## To be done
An exact copy of the records is required, minus the pictures they hold.

===

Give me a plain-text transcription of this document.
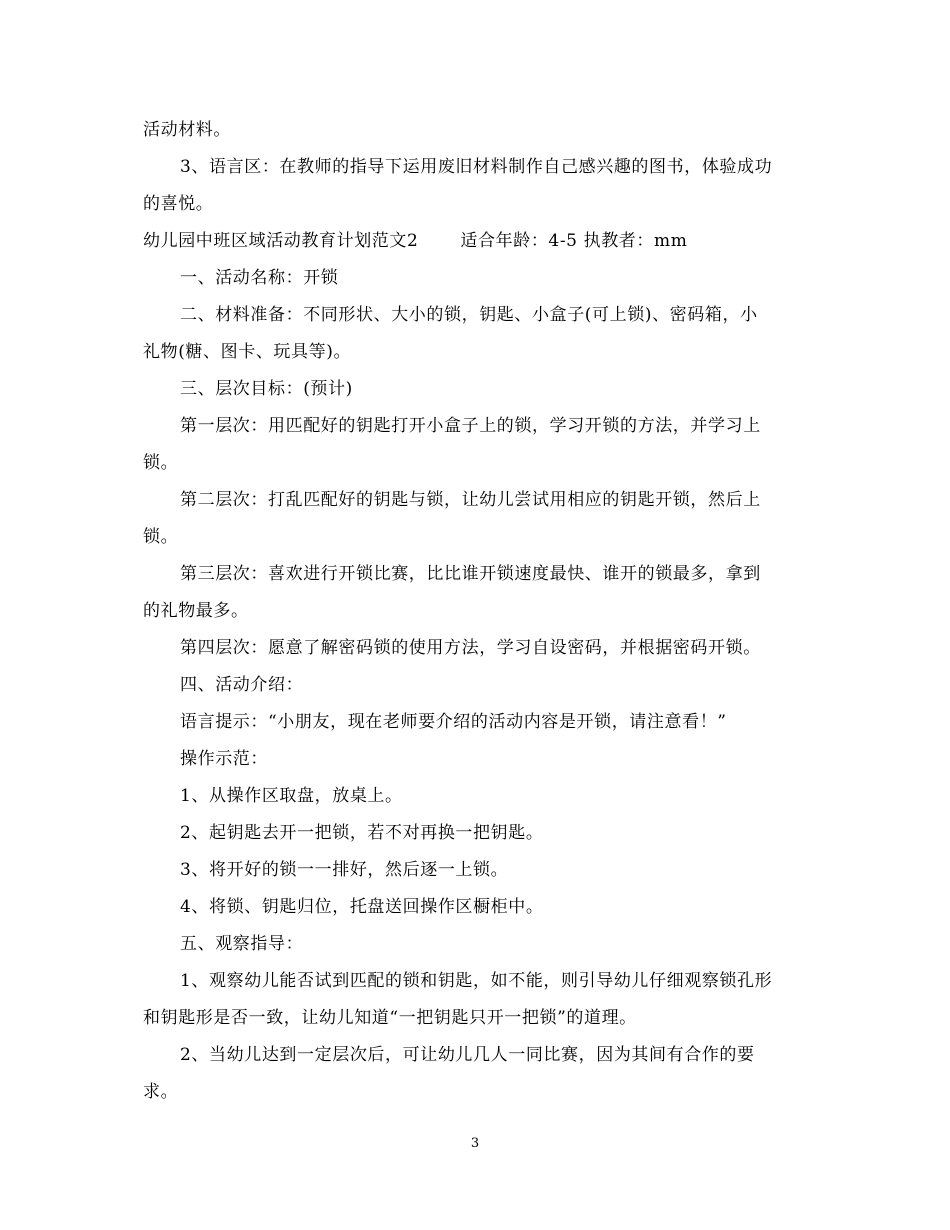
活动材料。
3、语言区：在教师的指导下运用废旧材料制作自己感兴趣的图书，体验成功
的喜悦。
幼儿园中班区域活动教育计划范文2 适合年龄：4-5 执教者：mm
一、活动名称：开锁
二、材料准备：不同形状、大小的锁，钥匙、小盒子(可上锁)、密码箱，小
礼物(糖、图卡、玩具等)。
三、层次目标：(预计)
第一层次：用匹配好的钥匙打开小盒子上的锁，学习开锁的方法，并学习上
锁。
第二层次：打乱匹配好的钥匙与锁，让幼儿尝试用相应的钥匙开锁，然后上
锁。
第三层次：喜欢进行开锁比赛，比比谁开锁速度最快、谁开的锁最多，拿到
的礼物最多。
第四层次：愿意了解密码锁的使用方法，学习自设密码，并根据密码开锁。
四、活动介绍：
语言提示：“小朋友，现在老师要介绍的活动内容是开锁，请注意看！”
操作示范：
1、从操作区取盘，放桌上。
2、起钥匙去开一把锁，若不对再换一把钥匙。
3、将开好的锁一一排好，然后逐一上锁。
4、将锁、钥匙归位，托盘送回操作区橱柜中。
五、观察指导：
1、观察幼儿能否试到匹配的锁和钥匙，如不能，则引导幼儿仔细观察锁孔形
和钥匙形是否一致，让幼儿知道“一把钥匙只开一把锁”的道理。
2、当幼儿达到一定层次后，可让幼儿几人一同比赛，因为其间有合作的要
求。
3
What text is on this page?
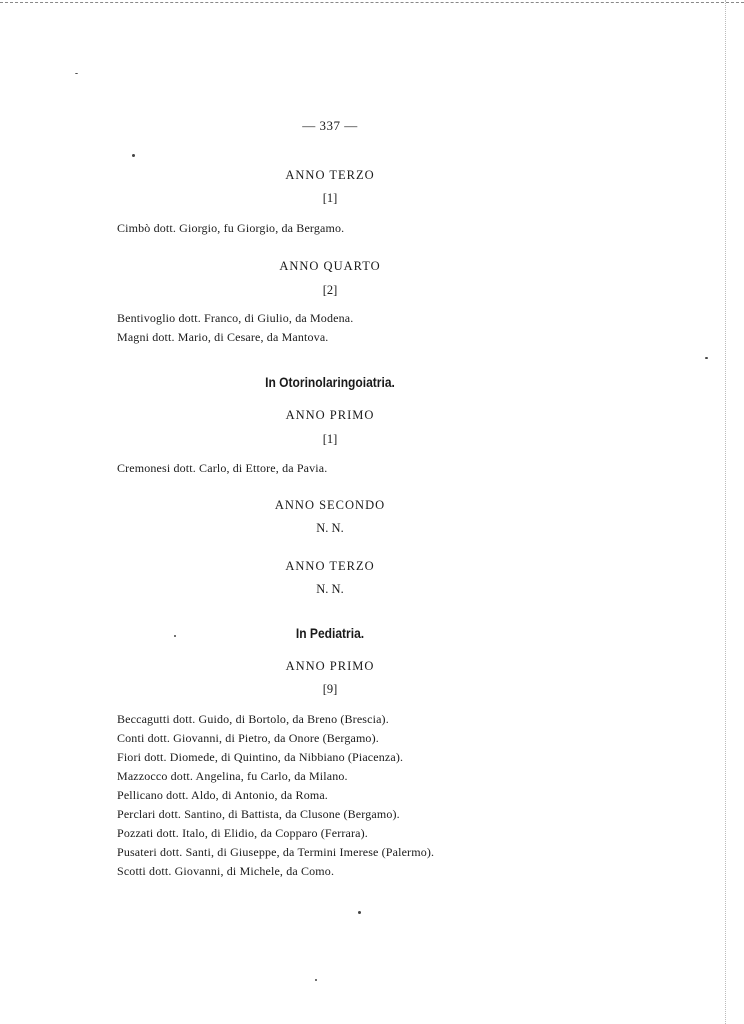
— 337 —
ANNO TERZO
[1]
Cimbò dott. Giorgio, fu Giorgio, da Bergamo.
ANNO QUARTO
[2]
Bentivoglio dott. Franco, di Giulio, da Modena.
Magni dott. Mario, di Cesare, da Mantova.
In Otorinolaringoiatria.
ANNO PRIMO
[1]
Cremonesi dott. Carlo, di Ettore, da Pavia.
ANNO SECONDO
N. N.
ANNO TERZO
N. N.
In Pediatria.
ANNO PRIMO
[9]
Beccagutti dott. Guido, di Bortolo, da Breno (Brescia).
Conti dott. Giovanni, di Pietro, da Onore (Bergamo).
Fiori dott. Diomede, di Quintino, da Nibbiano (Piacenza).
Mazzocco dott. Angelina, fu Carlo, da Milano.
Pellicano dott. Aldo, di Antonio, da Roma.
Perclari dott. Santino, di Battista, da Clusone (Bergamo).
Pozzati dott. Italo, di Elidio, da Copparo (Ferrara).
Pusateri dott. Santi, di Giuseppe, da Termini Imerese (Palermo).
Scotti dott. Giovanni, di Michele, da Como.
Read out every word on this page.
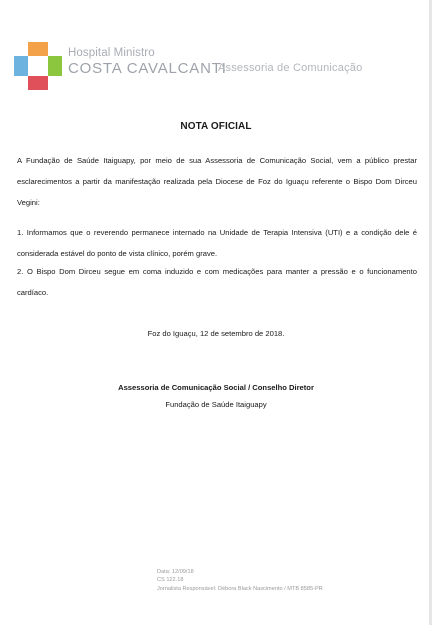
Hospital Ministro
COSTA CAVALCANTI
Assessoria de Comunicação
NOTA OFICIAL

A Fundação de Saúde Itaiguapy, por meio de sua Assessoria de Comunicação Social, vem a público prestar esclarecimentos a partir da manifestação realizada pela Diocese de Foz do Iguaçu referente o Bispo Dom Dirceu Vegini:

1. Informamos que o reverendo permanece internado na Unidade de Terapia Intensiva (UTI) e a condição dele é considerada estável do ponto de vista clínico, porém grave.

2. O Bispo Dom Dirceu segue em coma induzido e com medicações para manter a pressão e o funcionamento cardíaco.

Foz do Iguaçu, 12 de setembro de 2018.
Assessoria de Comunicação Social / Conselho Diretor
Fundação de Saúde Itaiguapy
Data: 12/09/18
CS 122.18
Jornalista Responsável: Débora Black Nascimento / MTB 8585-PR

===

## Solved exercise
Give me a plain-text transcription of this document.
活动材料。
3、语言区：在教师的指导下运用废旧材料制作自己感兴趣的图书，体验成功
的喜悦。
幼儿园中班区域活动教育计划范文2 适合年龄：4-5 执教者：mm
一、活动名称：开锁
二、材料准备：不同形状、大小的锁，钥匙、小盒子(可上锁)、密码箱，小
礼物(糖、图卡、玩具等)。
三、层次目标：(预计)
第一层次：用匹配好的钥匙打开小盒子上的锁，学习开锁的方法，并学习上
锁。
第二层次：打乱匹配好的钥匙与锁，让幼儿尝试用相应的钥匙开锁，然后上
锁。
第三层次：喜欢进行开锁比赛，比比谁开锁速度最快、谁开的锁最多，拿到
的礼物最多。
第四层次：愿意了解密码锁的使用方法，学习自设密码，并根据密码开锁。
四、活动介绍：
语言提示：“小朋友，现在老师要介绍的活动内容是开锁，请注意看！”
操作示范：
1、从操作区取盘，放桌上。
2、起钥匙去开一把锁，若不对再换一把钥匙。
3、将开好的锁一一排好，然后逐一上锁。
4、将锁、钥匙归位，托盘送回操作区橱柜中。
五、观察指导：
1、观察幼儿能否试到匹配的锁和钥匙，如不能，则引导幼儿仔细观察锁孔形
和钥匙形是否一致，让幼儿知道“一把钥匙只开一把锁”的道理。
2、当幼儿达到一定层次后，可让幼儿几人一同比赛，因为其间有合作的要
求。
3
What text is on this page?
— 337 —
ANNO TERZO
[1]
Cimbò dott. Giorgio, fu Giorgio, da Bergamo.
ANNO QUARTO
[2]
Bentivoglio dott. Franco, di Giulio, da Modena.
Magni dott. Mario, di Cesare, da Mantova.
In Otorinolaringoiatria.
ANNO PRIMO
[1]
Cremonesi dott. Carlo, di Ettore, da Pavia.
ANNO SECONDO
N. N.
ANNO TERZO
N. N.
In Pediatria.
ANNO PRIMO
[9]
Beccagutti dott. Guido, di Bortolo, da Breno (Brescia).
Conti dott. Giovanni, di Pietro, da Onore (Bergamo).
Fiori dott. Diomede, di Quintino, da Nibbiano (Piacenza).
Mazzocco dott. Angelina, fu Carlo, da Milano.
Pellicano dott. Aldo, di Antonio, da Roma.
Perclari dott. Santino, di Battista, da Clusone (Bergamo).
Pozzati dott. Italo, di Elidio, da Copparo (Ferrara).
Pusateri dott. Santi, di Giuseppe, da Termini Imerese (Palermo).
Scotti dott. Giovanni, di Michele, da Como.
Read out every word on this page.
Hospital Ministro
COSTA CAVALCANTI
Assessoria de Comunicação
NOTA OFICIAL

A Fundação de Saúde Itaiguapy, por meio de sua Assessoria de Comunicação Social, vem a público prestar esclarecimentos a partir da manifestação realizada pela Diocese de Foz do Iguaçu referente o Bispo Dom Dirceu Vegini:

1. Informamos que o reverendo permanece internado na Unidade de Terapia Intensiva (UTI) e a condição dele é considerada estável do ponto de vista clínico, porém grave.

2. O Bispo Dom Dirceu segue em coma induzido e com medicações para manter a pressão e o funcionamento cardíaco.

Foz do Iguaçu, 12 de setembro de 2018.
Assessoria de Comunicação Social / Conselho Diretor
Fundação de Saúde Itaiguapy
Data: 12/09/18
CS 122.18
Jornalista Responsável: Débora Black Nascimento / MTB 8585-PR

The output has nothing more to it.